====== MATERIAL TO PROCESS ======

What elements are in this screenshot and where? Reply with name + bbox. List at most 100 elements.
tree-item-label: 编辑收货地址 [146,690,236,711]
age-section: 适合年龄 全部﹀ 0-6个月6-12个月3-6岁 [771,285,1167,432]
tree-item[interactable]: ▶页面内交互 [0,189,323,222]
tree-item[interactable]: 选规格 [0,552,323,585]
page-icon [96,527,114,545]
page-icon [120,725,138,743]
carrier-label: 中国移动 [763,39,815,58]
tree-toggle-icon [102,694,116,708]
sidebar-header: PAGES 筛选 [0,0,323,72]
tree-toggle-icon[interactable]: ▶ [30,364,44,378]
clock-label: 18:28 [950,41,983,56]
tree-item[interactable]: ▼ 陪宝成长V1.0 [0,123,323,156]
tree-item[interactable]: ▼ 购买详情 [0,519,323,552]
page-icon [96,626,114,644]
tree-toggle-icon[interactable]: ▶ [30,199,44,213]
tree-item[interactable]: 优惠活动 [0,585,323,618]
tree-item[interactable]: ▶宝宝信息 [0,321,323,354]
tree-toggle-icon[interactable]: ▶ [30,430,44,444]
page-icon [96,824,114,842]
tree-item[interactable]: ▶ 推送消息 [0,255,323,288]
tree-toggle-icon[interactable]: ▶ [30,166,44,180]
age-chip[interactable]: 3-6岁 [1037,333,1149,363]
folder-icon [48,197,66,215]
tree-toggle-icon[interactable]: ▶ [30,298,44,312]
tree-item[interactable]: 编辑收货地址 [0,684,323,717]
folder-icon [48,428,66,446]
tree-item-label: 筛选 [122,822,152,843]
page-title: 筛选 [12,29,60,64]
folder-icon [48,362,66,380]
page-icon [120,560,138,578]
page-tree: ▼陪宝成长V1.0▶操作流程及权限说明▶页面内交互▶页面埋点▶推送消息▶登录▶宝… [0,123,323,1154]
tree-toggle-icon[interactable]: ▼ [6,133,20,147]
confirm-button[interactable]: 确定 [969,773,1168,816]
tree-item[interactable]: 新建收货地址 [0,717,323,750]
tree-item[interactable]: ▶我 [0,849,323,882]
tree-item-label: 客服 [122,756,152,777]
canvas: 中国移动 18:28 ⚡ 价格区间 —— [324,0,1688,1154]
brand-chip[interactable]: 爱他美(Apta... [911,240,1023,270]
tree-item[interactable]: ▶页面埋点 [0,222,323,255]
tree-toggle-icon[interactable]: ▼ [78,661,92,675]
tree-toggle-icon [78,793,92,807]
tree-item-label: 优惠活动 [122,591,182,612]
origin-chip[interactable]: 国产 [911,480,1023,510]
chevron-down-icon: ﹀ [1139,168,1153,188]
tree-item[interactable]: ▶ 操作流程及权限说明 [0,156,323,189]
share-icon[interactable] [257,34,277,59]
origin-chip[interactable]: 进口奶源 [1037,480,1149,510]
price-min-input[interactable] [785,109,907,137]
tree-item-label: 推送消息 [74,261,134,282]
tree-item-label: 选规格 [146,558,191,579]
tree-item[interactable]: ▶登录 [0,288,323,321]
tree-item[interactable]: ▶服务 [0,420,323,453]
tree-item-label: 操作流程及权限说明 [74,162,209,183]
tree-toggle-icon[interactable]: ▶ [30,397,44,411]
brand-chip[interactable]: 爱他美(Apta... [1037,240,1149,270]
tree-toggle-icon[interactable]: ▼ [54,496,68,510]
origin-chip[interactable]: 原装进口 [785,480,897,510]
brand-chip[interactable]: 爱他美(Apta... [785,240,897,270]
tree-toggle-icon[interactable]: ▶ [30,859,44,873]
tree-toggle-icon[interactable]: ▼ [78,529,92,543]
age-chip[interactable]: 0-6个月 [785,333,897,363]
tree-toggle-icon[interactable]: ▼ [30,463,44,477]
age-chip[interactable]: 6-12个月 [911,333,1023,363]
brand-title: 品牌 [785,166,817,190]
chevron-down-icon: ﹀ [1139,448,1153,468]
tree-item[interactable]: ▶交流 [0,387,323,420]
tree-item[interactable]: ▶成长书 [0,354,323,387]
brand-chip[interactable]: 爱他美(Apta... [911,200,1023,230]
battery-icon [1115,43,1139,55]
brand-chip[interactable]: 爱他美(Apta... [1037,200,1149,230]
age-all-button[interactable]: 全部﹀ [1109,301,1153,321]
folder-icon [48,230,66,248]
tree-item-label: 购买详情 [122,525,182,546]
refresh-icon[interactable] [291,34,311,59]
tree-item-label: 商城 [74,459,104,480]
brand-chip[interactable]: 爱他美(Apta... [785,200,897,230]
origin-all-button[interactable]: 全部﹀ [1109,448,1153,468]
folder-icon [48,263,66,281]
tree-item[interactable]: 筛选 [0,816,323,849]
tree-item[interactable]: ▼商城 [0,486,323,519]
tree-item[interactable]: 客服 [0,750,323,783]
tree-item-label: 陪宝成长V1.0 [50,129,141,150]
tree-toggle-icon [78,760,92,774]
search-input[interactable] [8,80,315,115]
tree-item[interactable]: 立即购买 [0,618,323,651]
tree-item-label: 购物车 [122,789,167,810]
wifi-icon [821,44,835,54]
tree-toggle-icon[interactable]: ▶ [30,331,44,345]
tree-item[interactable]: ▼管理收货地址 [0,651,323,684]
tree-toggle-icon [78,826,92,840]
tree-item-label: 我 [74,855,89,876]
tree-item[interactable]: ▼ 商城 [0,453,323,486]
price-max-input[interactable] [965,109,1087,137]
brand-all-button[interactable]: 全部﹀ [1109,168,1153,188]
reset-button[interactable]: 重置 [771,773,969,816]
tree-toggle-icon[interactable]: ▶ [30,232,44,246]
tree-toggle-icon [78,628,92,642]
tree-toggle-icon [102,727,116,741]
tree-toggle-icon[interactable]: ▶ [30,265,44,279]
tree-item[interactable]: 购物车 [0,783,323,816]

======

_WHAT IS ASKED_
Print all of the lines above again, unchanged.

_TASK RESULT_
What elements are in this screenshot and where? Reply with name + bbox. List at most 100 elements.
tree-item-label: 编辑收货地址 [146,690,236,711]
age-section: 适合年龄 全部﹀ 0-6个月6-12个月3-6岁 [771,285,1167,432]
tree-item[interactable]: ▶页面内交互 [0,189,323,222]
tree-item[interactable]: 选规格 [0,552,323,585]
page-icon [96,527,114,545]
page-icon [120,725,138,743]
carrier-label: 中国移动 [763,39,815,58]
tree-toggle-icon [102,694,116,708]
sidebar-header: PAGES 筛选 [0,0,323,72]
tree-toggle-icon[interactable]: ▶ [30,364,44,378]
clock-label: 18:28 [950,41,983,56]
tree-item[interactable]: ▼ 陪宝成长V1.0 [0,123,323,156]
tree-item[interactable]: ▼ 购买详情 [0,519,323,552]
page-icon [96,626,114,644]
tree-toggle-icon[interactable]: ▶ [30,199,44,213]
tree-item[interactable]: 优惠活动 [0,585,323,618]
tree-item[interactable]: ▶宝宝信息 [0,321,323,354]
tree-toggle-icon[interactable]: ▶ [30,430,44,444]
page-icon [96,824,114,842]
tree-item[interactable]: ▶ 推送消息 [0,255,323,288]
tree-toggle-icon[interactable]: ▶ [30,166,44,180]
age-chip[interactable]: 3-6岁 [1037,333,1149,363]
folder-icon [48,197,66,215]
tree-toggle-icon[interactable]: ▶ [30,298,44,312]
tree-item[interactable]: 编辑收货地址 [0,684,323,717]
folder-icon [48,428,66,446]
tree-item-label: 筛选 [122,822,152,843]
page-title: 筛选 [12,29,60,64]
folder-icon [48,362,66,380]
page-icon [120,560,138,578]
page-tree: ▼陪宝成长V1.0▶操作流程及权限说明▶页面内交互▶页面埋点▶推送消息▶登录▶宝… [0,123,323,1154]
tree-toggle-icon[interactable]: ▼ [6,133,20,147]
confirm-button[interactable]: 确定 [969,773,1168,816]
tree-item[interactable]: 新建收货地址 [0,717,323,750]
tree-item[interactable]: ▶我 [0,849,323,882]
tree-item-label: 客服 [122,756,152,777]
canvas: 中国移动 18:28 ⚡ 价格区间 —— [324,0,1688,1154]
brand-chip[interactable]: 爱他美(Apta... [911,240,1023,270]
tree-item[interactable]: ▶页面埋点 [0,222,323,255]
tree-toggle-icon[interactable]: ▼ [78,661,92,675]
tree-toggle-icon [78,793,92,807]
tree-item-label: 优惠活动 [122,591,182,612]
origin-chip[interactable]: 国产 [911,480,1023,510]
chevron-down-icon: ﹀ [1139,168,1153,188]
tree-item[interactable]: ▶ 操作流程及权限说明 [0,156,323,189]
share-icon[interactable] [257,34,277,59]
origin-chip[interactable]: 进口奶源 [1037,480,1149,510]
price-min-input[interactable] [785,109,907,137]
tree-item-label: 推送消息 [74,261,134,282]
tree-item-label: 选规格 [146,558,191,579]
tree-item[interactable]: ▶登录 [0,288,323,321]
tree-item[interactable]: ▶服务 [0,420,323,453]
tree-item-label: 操作流程及权限说明 [74,162,209,183]
tree-toggle-icon[interactable]: ▶ [30,397,44,411]
brand-chip[interactable]: 爱他美(Apta... [1037,240,1149,270]
tree-toggle-icon[interactable]: ▼ [54,496,68,510]
origin-chip[interactable]: 原装进口 [785,480,897,510]
brand-chip[interactable]: 爱他美(Apta... [785,240,897,270]
tree-toggle-icon[interactable]: ▶ [30,859,44,873]
tree-toggle-icon[interactable]: ▼ [78,529,92,543]
age-chip[interactable]: 0-6个月 [785,333,897,363]
tree-toggle-icon[interactable]: ▼ [30,463,44,477]
age-chip[interactable]: 6-12个月 [911,333,1023,363]
brand-title: 品牌 [785,166,817,190]
chevron-down-icon: ﹀ [1139,448,1153,468]
tree-item[interactable]: ▶交流 [0,387,323,420]
tree-item[interactable]: ▶成长书 [0,354,323,387]
brand-chip[interactable]: 爱他美(Apta... [911,200,1023,230]
battery-icon [1115,43,1139,55]
brand-chip[interactable]: 爱他美(Apta... [1037,200,1149,230]
age-all-button[interactable]: 全部﹀ [1109,301,1153,321]
folder-icon [48,230,66,248]
tree-item-label: 购买详情 [122,525,182,546]
refresh-icon[interactable] [291,34,311,59]
tree-item-label: 商城 [74,459,104,480]
brand-chip[interactable]: 爱他美(Apta... [785,200,897,230]
origin-all-button[interactable]: 全部﹀ [1109,448,1153,468]
folder-icon [48,263,66,281]
tree-item[interactable]: 筛选 [0,816,323,849]
tree-item[interactable]: ▼商城 [0,486,323,519]
tree-item[interactable]: 客服 [0,750,323,783]
tree-item-label: 陪宝成长V1.0 [50,129,141,150]
tree-toggle-icon [78,760,92,774]
search-input[interactable] [8,80,315,115]
tree-item[interactable]: 立即购买 [0,618,323,651]
tree-item-label: 购物车 [122,789,167,810]
wifi-icon [821,44,835,54]
tree-toggle-icon[interactable]: ▶ [30,331,44,345]
tree-item[interactable]: ▼管理收货地址 [0,651,323,684]
tree-toggle-icon [78,826,92,840]
tree-item-label: 我 [74,855,89,876]
tree-item[interactable]: ▼ 商城 [0,453,323,486]
price-max-input[interactable] [965,109,1087,137]
brand-all-button[interactable]: 全部﹀ [1109,168,1153,188]
reset-button[interactable]: 重置 [771,773,969,816]
tree-toggle-icon[interactable]: ▶ [30,232,44,246]
tree-toggle-icon [78,628,92,642]
tree-toggle-icon [102,727,116,741]
tree-toggle-icon[interactable]: ▶ [30,265,44,279]
tree-item[interactable]: 购物车 [0,783,323,816]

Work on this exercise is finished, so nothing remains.